[Dataset items]

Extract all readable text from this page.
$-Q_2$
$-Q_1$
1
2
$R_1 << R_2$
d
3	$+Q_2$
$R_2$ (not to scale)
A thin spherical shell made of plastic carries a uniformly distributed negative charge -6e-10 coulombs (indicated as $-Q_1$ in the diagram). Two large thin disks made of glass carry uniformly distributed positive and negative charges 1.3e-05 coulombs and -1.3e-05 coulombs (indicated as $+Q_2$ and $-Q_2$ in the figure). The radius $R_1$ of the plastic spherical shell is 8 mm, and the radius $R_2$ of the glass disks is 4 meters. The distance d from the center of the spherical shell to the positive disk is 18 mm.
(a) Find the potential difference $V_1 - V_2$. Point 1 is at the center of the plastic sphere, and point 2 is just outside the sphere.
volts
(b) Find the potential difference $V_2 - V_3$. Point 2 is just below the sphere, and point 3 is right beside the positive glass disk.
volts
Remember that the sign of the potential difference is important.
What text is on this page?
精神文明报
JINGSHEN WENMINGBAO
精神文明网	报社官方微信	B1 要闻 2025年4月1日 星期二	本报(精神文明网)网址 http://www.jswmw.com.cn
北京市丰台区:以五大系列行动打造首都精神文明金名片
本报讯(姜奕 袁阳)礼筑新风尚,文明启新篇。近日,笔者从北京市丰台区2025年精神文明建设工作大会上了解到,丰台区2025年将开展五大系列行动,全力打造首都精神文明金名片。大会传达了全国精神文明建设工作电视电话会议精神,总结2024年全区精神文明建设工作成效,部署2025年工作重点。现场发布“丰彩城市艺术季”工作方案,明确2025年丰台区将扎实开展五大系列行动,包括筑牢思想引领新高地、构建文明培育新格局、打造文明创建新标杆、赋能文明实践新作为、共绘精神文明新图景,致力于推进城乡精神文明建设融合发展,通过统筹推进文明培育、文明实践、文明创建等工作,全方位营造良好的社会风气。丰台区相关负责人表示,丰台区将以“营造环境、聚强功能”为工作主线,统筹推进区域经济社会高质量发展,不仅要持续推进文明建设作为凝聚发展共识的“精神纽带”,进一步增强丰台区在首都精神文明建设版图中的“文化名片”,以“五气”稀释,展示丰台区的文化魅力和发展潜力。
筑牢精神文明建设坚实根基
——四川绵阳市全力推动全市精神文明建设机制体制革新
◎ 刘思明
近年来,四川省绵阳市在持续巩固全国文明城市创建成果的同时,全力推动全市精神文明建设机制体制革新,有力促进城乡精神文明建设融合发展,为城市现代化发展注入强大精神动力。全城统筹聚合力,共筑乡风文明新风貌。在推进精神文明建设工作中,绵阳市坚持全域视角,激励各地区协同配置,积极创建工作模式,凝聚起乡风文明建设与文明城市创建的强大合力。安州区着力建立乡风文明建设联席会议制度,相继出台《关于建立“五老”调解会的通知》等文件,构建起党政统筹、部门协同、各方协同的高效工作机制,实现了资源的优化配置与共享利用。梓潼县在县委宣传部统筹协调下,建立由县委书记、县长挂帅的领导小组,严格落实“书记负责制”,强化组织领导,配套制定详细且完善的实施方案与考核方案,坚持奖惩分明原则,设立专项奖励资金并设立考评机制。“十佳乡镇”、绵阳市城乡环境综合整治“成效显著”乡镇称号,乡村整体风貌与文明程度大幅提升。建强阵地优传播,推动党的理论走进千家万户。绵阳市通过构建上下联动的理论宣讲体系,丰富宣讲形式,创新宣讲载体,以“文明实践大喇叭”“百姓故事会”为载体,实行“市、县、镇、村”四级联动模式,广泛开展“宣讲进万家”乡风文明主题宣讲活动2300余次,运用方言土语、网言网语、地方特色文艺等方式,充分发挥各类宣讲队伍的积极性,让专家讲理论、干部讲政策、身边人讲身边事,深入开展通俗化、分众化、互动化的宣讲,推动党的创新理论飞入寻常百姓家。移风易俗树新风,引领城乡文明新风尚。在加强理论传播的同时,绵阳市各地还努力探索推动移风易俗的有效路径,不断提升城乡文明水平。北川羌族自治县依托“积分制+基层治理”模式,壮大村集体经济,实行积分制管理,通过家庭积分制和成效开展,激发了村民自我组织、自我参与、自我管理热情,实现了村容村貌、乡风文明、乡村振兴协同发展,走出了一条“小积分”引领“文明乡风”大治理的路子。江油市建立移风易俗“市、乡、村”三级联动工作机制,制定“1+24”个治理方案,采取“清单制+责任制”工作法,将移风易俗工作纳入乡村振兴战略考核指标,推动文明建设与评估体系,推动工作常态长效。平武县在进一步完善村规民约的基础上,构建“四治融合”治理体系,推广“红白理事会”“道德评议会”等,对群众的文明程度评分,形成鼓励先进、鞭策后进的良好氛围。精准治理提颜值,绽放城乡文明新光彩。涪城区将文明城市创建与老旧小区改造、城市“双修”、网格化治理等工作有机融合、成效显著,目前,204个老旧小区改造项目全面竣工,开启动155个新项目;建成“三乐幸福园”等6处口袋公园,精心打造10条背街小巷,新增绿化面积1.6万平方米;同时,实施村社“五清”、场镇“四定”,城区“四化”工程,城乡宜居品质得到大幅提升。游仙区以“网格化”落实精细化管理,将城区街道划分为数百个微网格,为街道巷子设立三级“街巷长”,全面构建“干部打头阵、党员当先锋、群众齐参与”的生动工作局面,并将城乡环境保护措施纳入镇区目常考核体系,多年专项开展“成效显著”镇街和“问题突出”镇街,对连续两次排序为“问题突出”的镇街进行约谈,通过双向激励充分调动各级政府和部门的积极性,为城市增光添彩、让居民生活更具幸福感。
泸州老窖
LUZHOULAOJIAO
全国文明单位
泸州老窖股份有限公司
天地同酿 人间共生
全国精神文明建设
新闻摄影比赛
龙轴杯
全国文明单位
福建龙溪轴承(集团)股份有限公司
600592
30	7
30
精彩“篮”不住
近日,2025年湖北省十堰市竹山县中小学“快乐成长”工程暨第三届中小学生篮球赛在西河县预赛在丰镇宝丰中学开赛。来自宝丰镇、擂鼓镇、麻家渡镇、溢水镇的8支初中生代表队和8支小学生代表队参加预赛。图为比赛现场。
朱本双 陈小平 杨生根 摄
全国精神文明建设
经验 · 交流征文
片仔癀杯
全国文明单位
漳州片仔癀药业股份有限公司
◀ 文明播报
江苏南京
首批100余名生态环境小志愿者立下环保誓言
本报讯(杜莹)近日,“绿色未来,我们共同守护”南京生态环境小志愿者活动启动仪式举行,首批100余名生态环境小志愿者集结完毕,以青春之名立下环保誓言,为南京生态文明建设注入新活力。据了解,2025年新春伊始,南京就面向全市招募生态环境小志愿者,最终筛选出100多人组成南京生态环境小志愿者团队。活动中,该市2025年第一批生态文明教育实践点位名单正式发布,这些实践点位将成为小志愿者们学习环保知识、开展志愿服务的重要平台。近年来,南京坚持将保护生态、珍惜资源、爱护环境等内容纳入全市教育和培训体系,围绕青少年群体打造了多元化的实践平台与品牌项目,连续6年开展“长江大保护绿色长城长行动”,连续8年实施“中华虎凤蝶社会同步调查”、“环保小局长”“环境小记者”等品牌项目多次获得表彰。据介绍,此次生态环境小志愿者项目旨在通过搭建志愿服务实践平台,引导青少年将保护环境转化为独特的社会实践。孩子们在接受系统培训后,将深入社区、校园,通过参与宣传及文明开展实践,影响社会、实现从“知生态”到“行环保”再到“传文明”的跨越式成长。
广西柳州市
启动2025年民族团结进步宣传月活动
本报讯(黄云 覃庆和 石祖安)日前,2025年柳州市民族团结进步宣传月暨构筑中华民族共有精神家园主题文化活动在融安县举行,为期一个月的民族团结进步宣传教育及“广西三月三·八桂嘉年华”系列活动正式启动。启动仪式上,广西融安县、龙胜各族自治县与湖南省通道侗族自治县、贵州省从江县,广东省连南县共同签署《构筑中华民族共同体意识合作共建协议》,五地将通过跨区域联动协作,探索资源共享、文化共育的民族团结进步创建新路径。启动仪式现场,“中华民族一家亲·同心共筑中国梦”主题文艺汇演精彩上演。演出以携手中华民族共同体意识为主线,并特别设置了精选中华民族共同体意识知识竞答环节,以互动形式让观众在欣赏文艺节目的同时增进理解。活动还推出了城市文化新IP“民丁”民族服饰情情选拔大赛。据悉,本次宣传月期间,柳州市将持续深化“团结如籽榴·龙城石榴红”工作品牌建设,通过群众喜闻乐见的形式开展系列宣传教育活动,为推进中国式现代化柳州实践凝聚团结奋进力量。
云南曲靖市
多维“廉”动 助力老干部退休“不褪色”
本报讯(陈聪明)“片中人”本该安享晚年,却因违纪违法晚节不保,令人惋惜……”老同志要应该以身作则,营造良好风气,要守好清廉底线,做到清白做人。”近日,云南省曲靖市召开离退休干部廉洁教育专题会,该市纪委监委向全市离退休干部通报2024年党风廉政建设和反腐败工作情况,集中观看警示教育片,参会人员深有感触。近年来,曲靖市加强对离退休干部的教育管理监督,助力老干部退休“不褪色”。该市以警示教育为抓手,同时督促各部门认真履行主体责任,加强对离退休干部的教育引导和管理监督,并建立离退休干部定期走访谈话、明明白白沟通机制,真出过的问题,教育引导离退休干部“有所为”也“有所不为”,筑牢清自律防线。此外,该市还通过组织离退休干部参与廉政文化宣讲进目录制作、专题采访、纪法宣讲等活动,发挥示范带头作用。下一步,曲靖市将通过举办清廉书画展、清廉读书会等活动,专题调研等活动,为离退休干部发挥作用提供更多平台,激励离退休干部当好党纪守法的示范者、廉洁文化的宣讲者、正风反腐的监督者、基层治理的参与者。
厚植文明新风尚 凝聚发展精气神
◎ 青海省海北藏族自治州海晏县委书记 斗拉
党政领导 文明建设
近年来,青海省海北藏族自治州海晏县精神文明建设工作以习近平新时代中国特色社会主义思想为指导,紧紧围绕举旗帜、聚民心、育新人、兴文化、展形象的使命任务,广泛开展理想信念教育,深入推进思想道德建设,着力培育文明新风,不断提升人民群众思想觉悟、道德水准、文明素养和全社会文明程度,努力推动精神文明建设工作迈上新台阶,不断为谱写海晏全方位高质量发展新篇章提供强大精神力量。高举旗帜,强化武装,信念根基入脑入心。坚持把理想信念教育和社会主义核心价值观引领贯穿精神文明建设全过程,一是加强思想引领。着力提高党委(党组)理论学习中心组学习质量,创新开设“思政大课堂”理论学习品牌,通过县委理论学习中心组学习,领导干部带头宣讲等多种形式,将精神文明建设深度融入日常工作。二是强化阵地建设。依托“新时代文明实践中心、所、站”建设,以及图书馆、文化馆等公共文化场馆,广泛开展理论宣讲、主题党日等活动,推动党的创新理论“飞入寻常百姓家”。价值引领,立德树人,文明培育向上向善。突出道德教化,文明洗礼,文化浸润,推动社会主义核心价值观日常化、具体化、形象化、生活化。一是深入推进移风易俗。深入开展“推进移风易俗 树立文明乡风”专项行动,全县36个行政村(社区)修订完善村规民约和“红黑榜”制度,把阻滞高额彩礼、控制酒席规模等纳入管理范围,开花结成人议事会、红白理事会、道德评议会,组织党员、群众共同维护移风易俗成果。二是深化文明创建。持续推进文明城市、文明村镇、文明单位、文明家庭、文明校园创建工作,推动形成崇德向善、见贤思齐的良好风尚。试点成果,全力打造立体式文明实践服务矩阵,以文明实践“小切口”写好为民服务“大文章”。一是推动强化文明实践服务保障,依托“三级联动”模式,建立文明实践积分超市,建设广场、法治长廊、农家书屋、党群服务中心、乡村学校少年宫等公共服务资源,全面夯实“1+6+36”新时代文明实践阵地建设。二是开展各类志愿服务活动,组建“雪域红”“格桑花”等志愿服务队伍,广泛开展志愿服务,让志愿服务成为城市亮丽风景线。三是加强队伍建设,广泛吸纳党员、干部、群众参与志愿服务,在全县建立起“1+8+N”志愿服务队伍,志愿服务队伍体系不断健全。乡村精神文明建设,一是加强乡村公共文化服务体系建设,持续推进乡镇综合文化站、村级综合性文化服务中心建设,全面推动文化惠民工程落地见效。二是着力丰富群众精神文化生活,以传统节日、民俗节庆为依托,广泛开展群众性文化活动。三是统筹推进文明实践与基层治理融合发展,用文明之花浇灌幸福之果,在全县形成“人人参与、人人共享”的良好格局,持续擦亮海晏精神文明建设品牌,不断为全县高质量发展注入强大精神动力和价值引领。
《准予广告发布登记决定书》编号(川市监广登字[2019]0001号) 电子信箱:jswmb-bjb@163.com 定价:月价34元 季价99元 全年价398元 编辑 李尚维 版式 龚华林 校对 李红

[Work to complete] List every line in the records above that contains the word "助力老干部退休".

[Completed exercise]
多维“廉”动 助力老干部退休“不褪色”
本报讯(陈聪明)“片中人”本该安享晚年,却因违纪违法晚节不保,令人惋惜……”老同志要应该以身作则,营造良好风气,要守好清廉底线,做到清白做人。”近日,云南省曲靖市召开离退休干部廉洁教育专题会,该市纪委监委向全市离退休干部通报2024年党风廉政建设和反腐败工作情况,集中观看警示教育片,参会人员深有感触。近年来,曲靖市加强对离退休干部的教育管理监督,助力老干部退休“不褪色”。该市以警示教育为抓手,同时督促各部门认真履行主体责任,加强对离退休干部的教育引导和管理监督,并建立离退休干部定期走访谈话、明明白白沟通机制,真出过的问题,教育引导离退休干部“有所为”也“有所不为”,筑牢清自律防线。此外,该市还通过组织离退休干部参与廉政文化宣讲进目录制作、专题采访、纪法宣讲等活动,发挥示范带头作用。下一步,曲靖市将通过举办清廉书画展、清廉读书会等活动,专题调研等活动,为离退休干部发挥作用提供更多平台,激励离退休干部当好党纪守法的示范者、廉洁文化的宣讲者、正风反腐的监督者、基层治理的参与者。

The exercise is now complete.